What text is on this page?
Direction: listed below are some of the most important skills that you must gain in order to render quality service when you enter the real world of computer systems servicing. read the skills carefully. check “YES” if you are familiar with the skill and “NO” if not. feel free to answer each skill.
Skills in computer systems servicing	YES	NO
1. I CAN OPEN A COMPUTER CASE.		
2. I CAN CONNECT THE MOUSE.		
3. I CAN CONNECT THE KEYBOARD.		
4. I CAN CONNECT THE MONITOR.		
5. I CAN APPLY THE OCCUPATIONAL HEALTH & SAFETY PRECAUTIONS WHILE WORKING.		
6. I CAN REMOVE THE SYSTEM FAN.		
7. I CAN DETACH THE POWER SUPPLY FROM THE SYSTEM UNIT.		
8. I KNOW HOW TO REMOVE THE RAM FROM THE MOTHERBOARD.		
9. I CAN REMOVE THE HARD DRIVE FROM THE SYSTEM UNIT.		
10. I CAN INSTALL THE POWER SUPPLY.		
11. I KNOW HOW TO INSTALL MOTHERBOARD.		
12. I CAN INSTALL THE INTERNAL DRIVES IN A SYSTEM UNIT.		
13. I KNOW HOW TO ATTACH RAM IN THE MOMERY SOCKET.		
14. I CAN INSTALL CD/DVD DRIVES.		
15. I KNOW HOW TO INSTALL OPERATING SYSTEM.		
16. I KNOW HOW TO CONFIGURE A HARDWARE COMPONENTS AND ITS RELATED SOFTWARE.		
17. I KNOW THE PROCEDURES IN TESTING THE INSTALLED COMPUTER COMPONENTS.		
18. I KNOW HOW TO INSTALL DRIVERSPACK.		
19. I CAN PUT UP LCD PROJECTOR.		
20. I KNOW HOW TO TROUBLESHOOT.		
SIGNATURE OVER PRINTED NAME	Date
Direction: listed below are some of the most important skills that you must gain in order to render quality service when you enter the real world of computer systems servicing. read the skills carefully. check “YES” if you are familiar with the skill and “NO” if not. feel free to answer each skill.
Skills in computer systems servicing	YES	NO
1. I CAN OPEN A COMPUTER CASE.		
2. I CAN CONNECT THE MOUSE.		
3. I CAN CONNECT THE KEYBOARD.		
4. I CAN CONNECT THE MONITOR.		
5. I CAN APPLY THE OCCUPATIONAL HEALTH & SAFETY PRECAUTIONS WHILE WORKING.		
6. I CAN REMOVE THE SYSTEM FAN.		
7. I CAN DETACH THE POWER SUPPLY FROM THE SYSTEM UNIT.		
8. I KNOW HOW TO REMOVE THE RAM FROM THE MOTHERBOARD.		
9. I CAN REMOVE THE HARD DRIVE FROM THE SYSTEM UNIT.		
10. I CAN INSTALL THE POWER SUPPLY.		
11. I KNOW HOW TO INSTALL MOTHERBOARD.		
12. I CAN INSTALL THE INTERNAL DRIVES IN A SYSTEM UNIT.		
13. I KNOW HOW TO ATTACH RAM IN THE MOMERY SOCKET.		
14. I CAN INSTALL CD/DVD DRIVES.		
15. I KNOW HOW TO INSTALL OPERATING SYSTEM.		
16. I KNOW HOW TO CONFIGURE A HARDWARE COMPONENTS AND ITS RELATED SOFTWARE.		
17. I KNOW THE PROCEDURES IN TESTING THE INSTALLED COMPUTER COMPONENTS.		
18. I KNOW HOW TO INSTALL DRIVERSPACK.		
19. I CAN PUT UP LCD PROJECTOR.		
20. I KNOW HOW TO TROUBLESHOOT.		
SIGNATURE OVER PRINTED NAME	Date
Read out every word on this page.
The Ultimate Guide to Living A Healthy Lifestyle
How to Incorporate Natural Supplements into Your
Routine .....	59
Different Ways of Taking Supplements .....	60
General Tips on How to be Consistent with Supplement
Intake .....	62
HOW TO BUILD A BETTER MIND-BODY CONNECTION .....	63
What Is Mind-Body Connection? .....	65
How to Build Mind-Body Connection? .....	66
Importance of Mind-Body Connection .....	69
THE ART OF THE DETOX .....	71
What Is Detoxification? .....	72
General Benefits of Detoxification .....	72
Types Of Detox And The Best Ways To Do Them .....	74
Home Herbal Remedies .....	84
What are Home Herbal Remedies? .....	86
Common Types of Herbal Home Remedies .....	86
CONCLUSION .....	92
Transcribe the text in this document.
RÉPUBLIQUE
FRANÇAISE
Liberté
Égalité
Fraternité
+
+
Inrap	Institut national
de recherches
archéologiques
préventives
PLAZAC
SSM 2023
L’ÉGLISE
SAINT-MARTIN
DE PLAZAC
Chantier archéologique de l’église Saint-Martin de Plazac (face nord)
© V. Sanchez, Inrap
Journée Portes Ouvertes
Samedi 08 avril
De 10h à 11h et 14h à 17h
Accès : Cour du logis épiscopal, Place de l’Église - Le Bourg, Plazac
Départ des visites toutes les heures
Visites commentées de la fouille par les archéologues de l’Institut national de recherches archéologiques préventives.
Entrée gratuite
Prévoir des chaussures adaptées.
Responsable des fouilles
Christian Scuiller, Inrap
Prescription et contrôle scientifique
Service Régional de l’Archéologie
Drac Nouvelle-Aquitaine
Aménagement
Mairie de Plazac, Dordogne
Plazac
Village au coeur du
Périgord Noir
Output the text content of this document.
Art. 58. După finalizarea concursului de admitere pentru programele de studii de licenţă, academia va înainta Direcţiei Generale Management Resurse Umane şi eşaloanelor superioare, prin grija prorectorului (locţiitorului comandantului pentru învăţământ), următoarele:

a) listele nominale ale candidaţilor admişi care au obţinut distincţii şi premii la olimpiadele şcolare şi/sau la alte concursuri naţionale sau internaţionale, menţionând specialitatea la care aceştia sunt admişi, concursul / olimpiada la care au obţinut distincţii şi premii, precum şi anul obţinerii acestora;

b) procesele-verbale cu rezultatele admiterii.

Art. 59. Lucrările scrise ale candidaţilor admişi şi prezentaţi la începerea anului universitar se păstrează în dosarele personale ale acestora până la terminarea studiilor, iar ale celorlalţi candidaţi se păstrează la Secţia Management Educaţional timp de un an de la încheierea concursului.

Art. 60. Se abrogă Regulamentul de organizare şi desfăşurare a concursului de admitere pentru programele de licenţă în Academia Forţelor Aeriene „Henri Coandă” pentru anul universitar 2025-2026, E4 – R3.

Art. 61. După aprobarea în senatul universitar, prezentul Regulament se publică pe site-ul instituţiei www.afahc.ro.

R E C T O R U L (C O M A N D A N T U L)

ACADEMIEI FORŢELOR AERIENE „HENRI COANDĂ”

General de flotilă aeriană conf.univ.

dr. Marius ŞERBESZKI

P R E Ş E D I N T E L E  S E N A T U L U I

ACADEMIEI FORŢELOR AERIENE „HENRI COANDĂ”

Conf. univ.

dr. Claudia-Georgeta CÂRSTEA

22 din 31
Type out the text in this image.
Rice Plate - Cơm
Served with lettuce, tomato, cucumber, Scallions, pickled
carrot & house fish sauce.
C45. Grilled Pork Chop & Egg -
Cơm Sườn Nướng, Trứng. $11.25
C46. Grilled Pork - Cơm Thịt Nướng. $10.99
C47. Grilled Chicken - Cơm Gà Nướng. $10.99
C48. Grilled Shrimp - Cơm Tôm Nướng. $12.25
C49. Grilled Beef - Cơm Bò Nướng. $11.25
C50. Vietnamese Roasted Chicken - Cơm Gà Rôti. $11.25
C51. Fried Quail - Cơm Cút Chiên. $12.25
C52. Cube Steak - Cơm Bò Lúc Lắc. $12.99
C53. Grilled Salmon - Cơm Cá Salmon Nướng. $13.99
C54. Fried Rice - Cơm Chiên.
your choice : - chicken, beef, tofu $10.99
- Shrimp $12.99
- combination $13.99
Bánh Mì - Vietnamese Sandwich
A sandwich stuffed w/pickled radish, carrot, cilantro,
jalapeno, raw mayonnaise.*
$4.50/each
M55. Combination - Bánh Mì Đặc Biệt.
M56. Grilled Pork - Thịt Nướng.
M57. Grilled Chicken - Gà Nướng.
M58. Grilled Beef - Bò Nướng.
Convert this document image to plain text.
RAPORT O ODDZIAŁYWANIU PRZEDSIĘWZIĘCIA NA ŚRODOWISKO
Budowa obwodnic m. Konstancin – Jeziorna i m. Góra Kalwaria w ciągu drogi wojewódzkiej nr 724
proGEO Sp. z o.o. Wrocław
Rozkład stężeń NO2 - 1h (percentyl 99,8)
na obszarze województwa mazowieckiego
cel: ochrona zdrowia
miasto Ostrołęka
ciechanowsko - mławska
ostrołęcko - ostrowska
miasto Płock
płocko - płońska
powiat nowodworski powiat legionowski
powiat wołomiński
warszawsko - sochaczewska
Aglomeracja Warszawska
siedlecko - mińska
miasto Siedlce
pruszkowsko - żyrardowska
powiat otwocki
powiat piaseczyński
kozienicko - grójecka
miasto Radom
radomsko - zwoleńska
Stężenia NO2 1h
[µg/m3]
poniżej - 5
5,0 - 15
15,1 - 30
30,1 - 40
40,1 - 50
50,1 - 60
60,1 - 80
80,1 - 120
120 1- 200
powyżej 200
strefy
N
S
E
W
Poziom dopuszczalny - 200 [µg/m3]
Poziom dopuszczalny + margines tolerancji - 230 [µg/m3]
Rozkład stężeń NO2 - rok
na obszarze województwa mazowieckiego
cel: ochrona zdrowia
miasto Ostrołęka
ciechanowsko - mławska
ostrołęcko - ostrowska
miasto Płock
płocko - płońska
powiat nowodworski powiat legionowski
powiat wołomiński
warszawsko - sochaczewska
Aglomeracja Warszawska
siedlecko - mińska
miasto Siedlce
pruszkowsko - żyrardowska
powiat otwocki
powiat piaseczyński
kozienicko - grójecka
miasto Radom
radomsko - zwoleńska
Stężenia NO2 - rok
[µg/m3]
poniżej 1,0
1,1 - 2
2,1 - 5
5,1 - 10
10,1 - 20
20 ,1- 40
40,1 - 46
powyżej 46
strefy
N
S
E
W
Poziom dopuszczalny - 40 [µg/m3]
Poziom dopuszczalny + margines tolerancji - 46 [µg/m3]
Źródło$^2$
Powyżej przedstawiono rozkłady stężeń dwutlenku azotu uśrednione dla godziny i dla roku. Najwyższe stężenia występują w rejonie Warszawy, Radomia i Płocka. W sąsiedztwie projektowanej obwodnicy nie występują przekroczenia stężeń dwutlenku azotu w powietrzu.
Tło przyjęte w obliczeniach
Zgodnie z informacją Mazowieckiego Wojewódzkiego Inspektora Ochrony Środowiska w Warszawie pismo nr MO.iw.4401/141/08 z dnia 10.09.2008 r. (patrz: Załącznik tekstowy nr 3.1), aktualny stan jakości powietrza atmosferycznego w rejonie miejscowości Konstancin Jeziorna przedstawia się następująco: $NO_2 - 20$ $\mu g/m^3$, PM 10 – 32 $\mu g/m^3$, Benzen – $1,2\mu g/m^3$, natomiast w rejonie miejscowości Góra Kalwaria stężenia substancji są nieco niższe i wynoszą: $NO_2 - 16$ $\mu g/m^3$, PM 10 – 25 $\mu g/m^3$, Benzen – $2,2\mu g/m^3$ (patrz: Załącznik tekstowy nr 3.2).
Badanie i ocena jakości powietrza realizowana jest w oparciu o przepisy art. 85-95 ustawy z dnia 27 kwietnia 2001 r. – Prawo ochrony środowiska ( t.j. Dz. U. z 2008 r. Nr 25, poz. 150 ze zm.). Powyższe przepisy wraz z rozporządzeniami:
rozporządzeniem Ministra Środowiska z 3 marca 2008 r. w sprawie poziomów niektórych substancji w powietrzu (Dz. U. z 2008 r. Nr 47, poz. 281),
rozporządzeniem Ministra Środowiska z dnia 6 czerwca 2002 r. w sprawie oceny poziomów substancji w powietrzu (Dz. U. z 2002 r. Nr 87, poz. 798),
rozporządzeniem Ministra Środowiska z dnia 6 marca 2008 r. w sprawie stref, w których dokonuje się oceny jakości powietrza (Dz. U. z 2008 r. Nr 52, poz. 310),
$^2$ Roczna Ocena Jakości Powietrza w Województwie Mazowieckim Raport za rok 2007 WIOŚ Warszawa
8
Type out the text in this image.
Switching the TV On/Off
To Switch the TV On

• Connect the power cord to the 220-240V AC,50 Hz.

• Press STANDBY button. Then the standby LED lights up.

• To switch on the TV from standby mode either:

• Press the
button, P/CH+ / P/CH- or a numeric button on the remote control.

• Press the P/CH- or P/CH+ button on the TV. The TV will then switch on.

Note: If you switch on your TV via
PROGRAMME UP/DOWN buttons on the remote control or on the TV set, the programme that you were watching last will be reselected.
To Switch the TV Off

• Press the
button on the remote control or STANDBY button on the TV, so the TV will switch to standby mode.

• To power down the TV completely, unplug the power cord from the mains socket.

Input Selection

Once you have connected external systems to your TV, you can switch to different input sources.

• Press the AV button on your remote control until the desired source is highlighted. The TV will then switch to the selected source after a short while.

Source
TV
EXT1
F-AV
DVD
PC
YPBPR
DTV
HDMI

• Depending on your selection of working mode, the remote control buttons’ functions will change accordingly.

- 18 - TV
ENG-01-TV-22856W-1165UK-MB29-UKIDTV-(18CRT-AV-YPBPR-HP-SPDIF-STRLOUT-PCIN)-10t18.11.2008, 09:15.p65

——————

Collect every line from the records above that contains the word "Detoxification".

What Is Detoxification? .....	72
General Benefits of Detoxification .....	72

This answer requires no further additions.